> [Document]:
◇ ◇ ◇

The UK and the EU After Cameron's Speech

Before discussing Mr. Cameron, his speech, and the reaction of the European elites to it, let us clarify the situation in case the increasingly pro-European mainstream media has also confused the issue for the present reader. First of all, it was perfectly clear what David Cameron and a large segment of the British conservatives desire, and understandable to any mentally capable human being why Britain’s membership of the EU is no longer feasible as it is today: European regulations, and more generally, the habit of increasing centralization in the union, has proved unworkable and destabilizing to the British economy as well as destructive to its political independence and traditional position of aloofness from the European continent. No further discussion needed, there. 

However, for one reason or another, it all does not seem so clear to the pundits of European centralization, and to the left in general –like they often tend not to see the most obvious things. Why is that? The mentality of the European elites and their active and passive supporters can be explained in several ways. 

Ever since the late nineteenth century, when new political systems were gaining popularity among western elites, and especially since the centralization in all areas of society that followed the first world war, western political life has suffered from what I would call increasing “institutionalization” of political and economic life. Of course it was inescapable, as with all progressive evolutions, that the fait accompli would in the long term establish itself as proof that the ideology was actually sound, or at least that there was no real alternative to the present situation, however problematic that situation was. This process of institutionalization has been well documented, but presently what interests us is the second aspect of this process, namely, not on the national level, but on the international level –of that simultaneous international process the European union is one of the results.

◇ ◇ ◇

> [Data block]:

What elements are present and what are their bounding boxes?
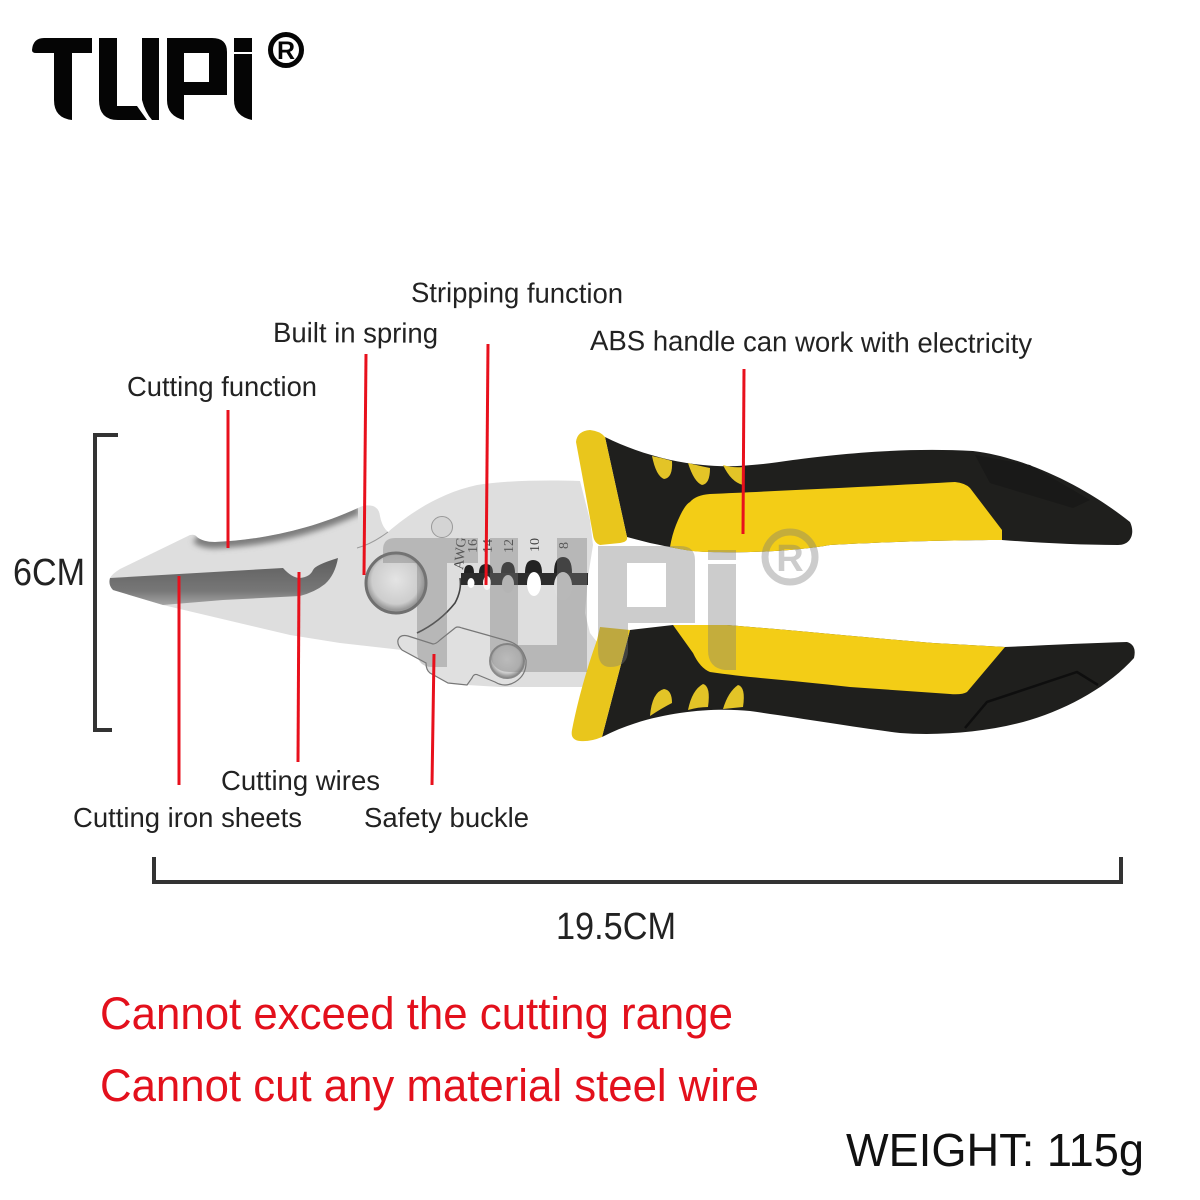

◇ ◇ ◇

> [Brief]: Copy word for word the stretch of the article on Britain and the EU after Cameron's speech from "However, for one" through "in several ways.".

> [Reply]:
However, for one reason or another, it all does not seem so clear to the pundits of European centralization, and to the left in general –like they often tend not to see the most obvious things. Why is that? The mentality of the European elites and their active and passive supporters can be explained in several ways.